**Work required:**
Are you able to quote each entry exactly as written?

**Collected data:**
--------------------------------
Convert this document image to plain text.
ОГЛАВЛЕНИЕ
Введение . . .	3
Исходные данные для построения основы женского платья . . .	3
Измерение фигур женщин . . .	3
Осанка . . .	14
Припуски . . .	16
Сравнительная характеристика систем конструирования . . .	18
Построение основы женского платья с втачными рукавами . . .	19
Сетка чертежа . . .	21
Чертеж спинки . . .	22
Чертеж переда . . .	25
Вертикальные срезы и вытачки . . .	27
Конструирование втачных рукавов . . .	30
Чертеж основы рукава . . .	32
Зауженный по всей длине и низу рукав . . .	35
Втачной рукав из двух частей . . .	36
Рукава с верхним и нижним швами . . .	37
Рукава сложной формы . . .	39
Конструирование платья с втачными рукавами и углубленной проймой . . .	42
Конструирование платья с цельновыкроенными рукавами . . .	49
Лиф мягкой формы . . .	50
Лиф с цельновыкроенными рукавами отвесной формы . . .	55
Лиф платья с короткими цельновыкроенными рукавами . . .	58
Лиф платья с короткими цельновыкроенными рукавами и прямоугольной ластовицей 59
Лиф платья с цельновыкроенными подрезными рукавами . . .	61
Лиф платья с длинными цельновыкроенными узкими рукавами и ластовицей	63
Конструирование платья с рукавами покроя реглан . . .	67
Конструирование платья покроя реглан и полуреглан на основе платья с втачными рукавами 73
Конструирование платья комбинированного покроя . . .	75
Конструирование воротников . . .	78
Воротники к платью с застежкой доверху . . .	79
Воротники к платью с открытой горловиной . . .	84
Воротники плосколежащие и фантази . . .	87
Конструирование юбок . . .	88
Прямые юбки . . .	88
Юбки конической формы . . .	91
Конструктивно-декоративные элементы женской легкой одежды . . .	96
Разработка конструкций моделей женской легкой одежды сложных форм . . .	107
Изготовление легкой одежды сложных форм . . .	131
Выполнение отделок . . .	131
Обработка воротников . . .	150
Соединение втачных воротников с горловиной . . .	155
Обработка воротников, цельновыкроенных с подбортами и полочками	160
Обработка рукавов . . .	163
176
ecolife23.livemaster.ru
--------------------------------
**Response to the exercise:**
Convert this document image to plain text.
ОГЛАВЛЕНИЕ
Введение . . .	3
Исходные данные для построения основы женского платья . . .	3
Измерение фигур женщин . . .	3
Осанка . . .	14
Припуски . . .	16
Сравнительная характеристика систем конструирования . . .	18
Построение основы женского платья с втачными рукавами . . .	19
Сетка чертежа . . .	21
Чертеж спинки . . .	22
Чертеж переда . . .	25
Вертикальные срезы и вытачки . . .	27
Конструирование втачных рукавов . . .	30
Чертеж основы рукава . . .	32
Зауженный по всей длине и низу рукав . . .	35
Втачной рукав из двух частей . . .	36
Рукава с верхним и нижним швами . . .	37
Рукава сложной формы . . .	39
Конструирование платья с втачными рукавами и углубленной проймой . . .	42
Конструирование платья с цельновыкроенными рукавами . . .	49
Лиф мягкой формы . . .	50
Лиф с цельновыкроенными рукавами отвесной формы . . .	55
Лиф платья с короткими цельновыкроенными рукавами . . .	58
Лиф платья с короткими цельновыкроенными рукавами и прямоугольной ластовицей 59
Лиф платья с цельновыкроенными подрезными рукавами . . .	61
Лиф платья с длинными цельновыкроенными узкими рукавами и ластовицей	63
Конструирование платья с рукавами покроя реглан . . .	67
Конструирование платья покроя реглан и полуреглан на основе платья с втачными рукавами 73
Конструирование платья комбинированного покроя . . .	75
Конструирование воротников . . .	78
Воротники к платью с застежкой доверху . . .	79
Воротники к платью с открытой горловиной . . .	84
Воротники плосколежащие и фантази . . .	87
Конструирование юбок . . .	88
Прямые юбки . . .	88
Юбки конической формы . . .	91
Конструктивно-декоративные элементы женской легкой одежды . . .	96
Разработка конструкций моделей женской легкой одежды сложных форм . . .	107
Изготовление легкой одежды сложных форм . . .	131
Выполнение отделок . . .	131
Обработка воротников . . .	150
Соединение втачных воротников с горловиной . . .	155
Обработка воротников, цельновыкроенных с подбортами и полочками	160
Обработка рукавов . . .	163
176
ecolife23.livemaster.ru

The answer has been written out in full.